▶ [Exercise]:
Copy every entry exactly.

** START OF Material for the task **

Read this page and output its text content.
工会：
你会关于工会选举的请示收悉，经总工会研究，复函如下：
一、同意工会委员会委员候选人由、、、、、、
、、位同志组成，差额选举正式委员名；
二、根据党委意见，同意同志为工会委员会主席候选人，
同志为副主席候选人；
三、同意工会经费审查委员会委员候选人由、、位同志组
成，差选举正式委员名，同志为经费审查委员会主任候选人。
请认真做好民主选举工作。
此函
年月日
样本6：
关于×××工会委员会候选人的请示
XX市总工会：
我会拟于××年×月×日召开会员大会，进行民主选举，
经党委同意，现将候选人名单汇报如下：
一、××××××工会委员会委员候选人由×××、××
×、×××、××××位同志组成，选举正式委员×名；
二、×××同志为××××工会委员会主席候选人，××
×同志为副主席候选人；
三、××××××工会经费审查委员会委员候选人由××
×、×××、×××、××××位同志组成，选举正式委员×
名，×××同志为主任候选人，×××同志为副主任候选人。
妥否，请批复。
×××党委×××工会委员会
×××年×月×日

** END OF Material for the task **

▶ [The reply]:
Read this page and output its text content.
工会：
你会关于工会选举的请示收悉，经总工会研究，复函如下：
一、同意工会委员会委员候选人由、、、、、、
、、位同志组成，差额选举正式委员名；
二、根据党委意见，同意同志为工会委员会主席候选人，
同志为副主席候选人；
三、同意工会经费审查委员会委员候选人由、、位同志组
成，差选举正式委员名，同志为经费审查委员会主任候选人。
请认真做好民主选举工作。
此函
年月日
样本6：
关于×××工会委员会候选人的请示
XX市总工会：
我会拟于××年×月×日召开会员大会，进行民主选举，
经党委同意，现将候选人名单汇报如下：
一、××××××工会委员会委员候选人由×××、××
×、×××、××××位同志组成，选举正式委员×名；
二、×××同志为××××工会委员会主席候选人，××
×同志为副主席候选人；
三、××××××工会经费审查委员会委员候选人由××
×、×××、×××、××××位同志组成，选举正式委员×
名，×××同志为主任候选人，×××同志为副主任候选人。
妥否，请批复。
×××党委×××工会委员会
×××年×月×日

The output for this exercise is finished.